### What is expected
Scan the data below for the string "name". Copy every line where it appears.

[Records about charts and figures]
* Begin *
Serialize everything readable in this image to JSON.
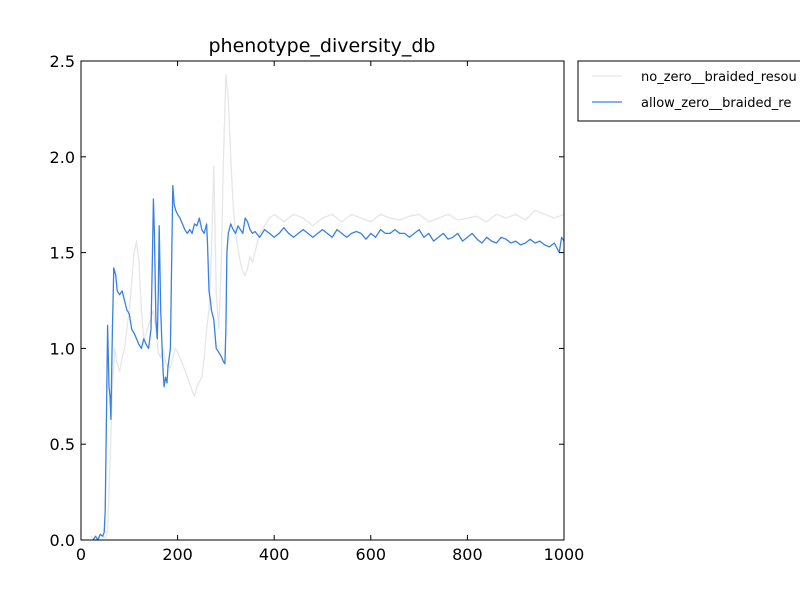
{
  "chart_data": {
    "type": "line",
    "title": "phenotype_diversity_db",
    "xlabel": "",
    "ylabel": "",
    "xlim": [
      0,
      1000
    ],
    "ylim": [
      0.0,
      2.5
    ],
    "xticks": [
      0,
      200,
      400,
      600,
      800,
      1000
    ],
    "yticks": [
      0.0,
      0.5,
      1.0,
      1.5,
      2.0,
      2.5
    ],
    "xtick_labels": [
      "0",
      "200",
      "400",
      "600",
      "800",
      "1000"
    ],
    "ytick_labels": [
      "0.0",
      "0.5",
      "1.0",
      "1.5",
      "2.0",
      "2.5"
    ],
    "grid": false,
    "legend_position": "outside-top-right",
    "series": [
      {
        "name": "no_zero__braided_resou",
        "color": "#e6e6e6",
        "points": [
          [
            20,
            0.02
          ],
          [
            30,
            0.0
          ],
          [
            40,
            0.03
          ],
          [
            50,
            0.01
          ],
          [
            55,
            0.05
          ],
          [
            60,
            0.4
          ],
          [
            65,
            0.8
          ],
          [
            70,
            1.0
          ],
          [
            75,
            0.92
          ],
          [
            80,
            0.88
          ],
          [
            85,
            0.95
          ],
          [
            90,
            1.0
          ],
          [
            100,
            1.2
          ],
          [
            105,
            1.35
          ],
          [
            110,
            1.5
          ],
          [
            115,
            1.56
          ],
          [
            120,
            1.45
          ],
          [
            125,
            1.2
          ],
          [
            130,
            1.05
          ],
          [
            135,
            1.08
          ],
          [
            140,
            1.12
          ],
          [
            150,
            1.2
          ],
          [
            155,
            1.1
          ],
          [
            160,
            0.98
          ],
          [
            165,
            0.95
          ],
          [
            170,
            1.0
          ],
          [
            175,
            0.93
          ],
          [
            180,
            0.9
          ],
          [
            185,
            0.9
          ],
          [
            190,
            0.95
          ],
          [
            195,
            1.0
          ],
          [
            200,
            0.98
          ],
          [
            210,
            0.92
          ],
          [
            220,
            0.85
          ],
          [
            230,
            0.78
          ],
          [
            235,
            0.75
          ],
          [
            240,
            0.8
          ],
          [
            250,
            0.85
          ],
          [
            255,
            0.95
          ],
          [
            260,
            1.1
          ],
          [
            265,
            1.2
          ],
          [
            270,
            1.5
          ],
          [
            275,
            1.95
          ],
          [
            280,
            1.3
          ],
          [
            285,
            1.1
          ],
          [
            290,
            1.4
          ],
          [
            295,
            2.0
          ],
          [
            300,
            2.43
          ],
          [
            305,
            2.3
          ],
          [
            310,
            2.0
          ],
          [
            315,
            1.75
          ],
          [
            320,
            1.6
          ],
          [
            325,
            1.52
          ],
          [
            330,
            1.45
          ],
          [
            335,
            1.4
          ],
          [
            340,
            1.38
          ],
          [
            345,
            1.42
          ],
          [
            350,
            1.48
          ],
          [
            355,
            1.45
          ],
          [
            360,
            1.5
          ],
          [
            365,
            1.55
          ],
          [
            370,
            1.6
          ],
          [
            380,
            1.64
          ],
          [
            390,
            1.68
          ],
          [
            400,
            1.7
          ],
          [
            420,
            1.66
          ],
          [
            440,
            1.7
          ],
          [
            460,
            1.68
          ],
          [
            480,
            1.64
          ],
          [
            500,
            1.68
          ],
          [
            520,
            1.7
          ],
          [
            540,
            1.66
          ],
          [
            560,
            1.7
          ],
          [
            580,
            1.68
          ],
          [
            600,
            1.66
          ],
          [
            620,
            1.7
          ],
          [
            640,
            1.68
          ],
          [
            660,
            1.67
          ],
          [
            680,
            1.69
          ],
          [
            700,
            1.7
          ],
          [
            720,
            1.66
          ],
          [
            740,
            1.68
          ],
          [
            760,
            1.7
          ],
          [
            780,
            1.67
          ],
          [
            800,
            1.68
          ],
          [
            820,
            1.69
          ],
          [
            840,
            1.66
          ],
          [
            860,
            1.7
          ],
          [
            880,
            1.68
          ],
          [
            900,
            1.7
          ],
          [
            920,
            1.67
          ],
          [
            940,
            1.72
          ],
          [
            960,
            1.7
          ],
          [
            980,
            1.68
          ],
          [
            1000,
            1.7
          ]
        ]
      },
      {
        "name": "allow_zero__braided_re",
        "color": "#3880e6",
        "points": [
          [
            25,
            0.0
          ],
          [
            30,
            0.02
          ],
          [
            35,
            0.0
          ],
          [
            40,
            0.03
          ],
          [
            45,
            0.02
          ],
          [
            48,
            0.04
          ],
          [
            50,
            0.15
          ],
          [
            52,
            0.5
          ],
          [
            55,
            1.12
          ],
          [
            58,
            0.8
          ],
          [
            60,
            0.75
          ],
          [
            62,
            0.63
          ],
          [
            65,
            1.1
          ],
          [
            68,
            1.42
          ],
          [
            72,
            1.38
          ],
          [
            75,
            1.3
          ],
          [
            80,
            1.28
          ],
          [
            85,
            1.3
          ],
          [
            90,
            1.25
          ],
          [
            95,
            1.2
          ],
          [
            100,
            1.18
          ],
          [
            105,
            1.1
          ],
          [
            110,
            1.08
          ],
          [
            115,
            1.05
          ],
          [
            120,
            1.02
          ],
          [
            125,
            1.0
          ],
          [
            130,
            1.05
          ],
          [
            135,
            1.02
          ],
          [
            140,
            1.0
          ],
          [
            145,
            1.1
          ],
          [
            148,
            1.5
          ],
          [
            150,
            1.78
          ],
          [
            152,
            1.6
          ],
          [
            155,
            1.15
          ],
          [
            158,
            1.05
          ],
          [
            160,
            1.3
          ],
          [
            162,
            1.64
          ],
          [
            165,
            1.2
          ],
          [
            168,
            1.0
          ],
          [
            170,
            0.88
          ],
          [
            172,
            0.8
          ],
          [
            175,
            0.85
          ],
          [
            178,
            0.82
          ],
          [
            180,
            0.9
          ],
          [
            185,
            1.0
          ],
          [
            188,
            1.5
          ],
          [
            190,
            1.85
          ],
          [
            193,
            1.75
          ],
          [
            196,
            1.72
          ],
          [
            200,
            1.7
          ],
          [
            205,
            1.68
          ],
          [
            210,
            1.65
          ],
          [
            215,
            1.62
          ],
          [
            220,
            1.6
          ],
          [
            225,
            1.62
          ],
          [
            230,
            1.6
          ],
          [
            235,
            1.65
          ],
          [
            240,
            1.64
          ],
          [
            245,
            1.68
          ],
          [
            250,
            1.62
          ],
          [
            255,
            1.6
          ],
          [
            260,
            1.65
          ],
          [
            262,
            1.55
          ],
          [
            265,
            1.3
          ],
          [
            268,
            1.25
          ],
          [
            270,
            1.2
          ],
          [
            275,
            1.15
          ],
          [
            280,
            1.0
          ],
          [
            285,
            0.98
          ],
          [
            290,
            0.96
          ],
          [
            295,
            0.93
          ],
          [
            298,
            0.92
          ],
          [
            300,
            1.1
          ],
          [
            302,
            1.5
          ],
          [
            305,
            1.6
          ],
          [
            310,
            1.65
          ],
          [
            315,
            1.62
          ],
          [
            320,
            1.6
          ],
          [
            325,
            1.64
          ],
          [
            330,
            1.62
          ],
          [
            335,
            1.6
          ],
          [
            340,
            1.68
          ],
          [
            345,
            1.66
          ],
          [
            350,
            1.62
          ],
          [
            355,
            1.6
          ],
          [
            360,
            1.61
          ],
          [
            370,
            1.58
          ],
          [
            380,
            1.62
          ],
          [
            390,
            1.6
          ],
          [
            400,
            1.58
          ],
          [
            410,
            1.6
          ],
          [
            420,
            1.63
          ],
          [
            430,
            1.6
          ],
          [
            440,
            1.58
          ],
          [
            450,
            1.6
          ],
          [
            460,
            1.62
          ],
          [
            470,
            1.6
          ],
          [
            480,
            1.58
          ],
          [
            490,
            1.6
          ],
          [
            500,
            1.62
          ],
          [
            510,
            1.6
          ],
          [
            520,
            1.58
          ],
          [
            530,
            1.62
          ],
          [
            540,
            1.6
          ],
          [
            550,
            1.58
          ],
          [
            560,
            1.6
          ],
          [
            570,
            1.61
          ],
          [
            580,
            1.6
          ],
          [
            590,
            1.57
          ],
          [
            600,
            1.6
          ],
          [
            610,
            1.58
          ],
          [
            620,
            1.62
          ],
          [
            630,
            1.6
          ],
          [
            640,
            1.6
          ],
          [
            650,
            1.62
          ],
          [
            660,
            1.6
          ],
          [
            670,
            1.6
          ],
          [
            680,
            1.58
          ],
          [
            690,
            1.6
          ],
          [
            700,
            1.62
          ],
          [
            710,
            1.58
          ],
          [
            720,
            1.6
          ],
          [
            730,
            1.56
          ],
          [
            740,
            1.58
          ],
          [
            750,
            1.6
          ],
          [
            760,
            1.57
          ],
          [
            770,
            1.58
          ],
          [
            780,
            1.6
          ],
          [
            790,
            1.56
          ],
          [
            800,
            1.58
          ],
          [
            810,
            1.6
          ],
          [
            820,
            1.57
          ],
          [
            830,
            1.55
          ],
          [
            840,
            1.58
          ],
          [
            850,
            1.56
          ],
          [
            860,
            1.55
          ],
          [
            870,
            1.58
          ],
          [
            880,
            1.57
          ],
          [
            890,
            1.55
          ],
          [
            900,
            1.56
          ],
          [
            910,
            1.54
          ],
          [
            920,
            1.55
          ],
          [
            930,
            1.57
          ],
          [
            940,
            1.55
          ],
          [
            950,
            1.56
          ],
          [
            960,
            1.54
          ],
          [
            970,
            1.53
          ],
          [
            980,
            1.55
          ],
          [
            990,
            1.5
          ],
          [
            995,
            1.58
          ],
          [
            1000,
            1.56
          ]
        ]
      }
    ]
  }
}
* End *
### Task result
        "name": "no_zero__braided_resou",
        "name": "allow_zero__braided_re",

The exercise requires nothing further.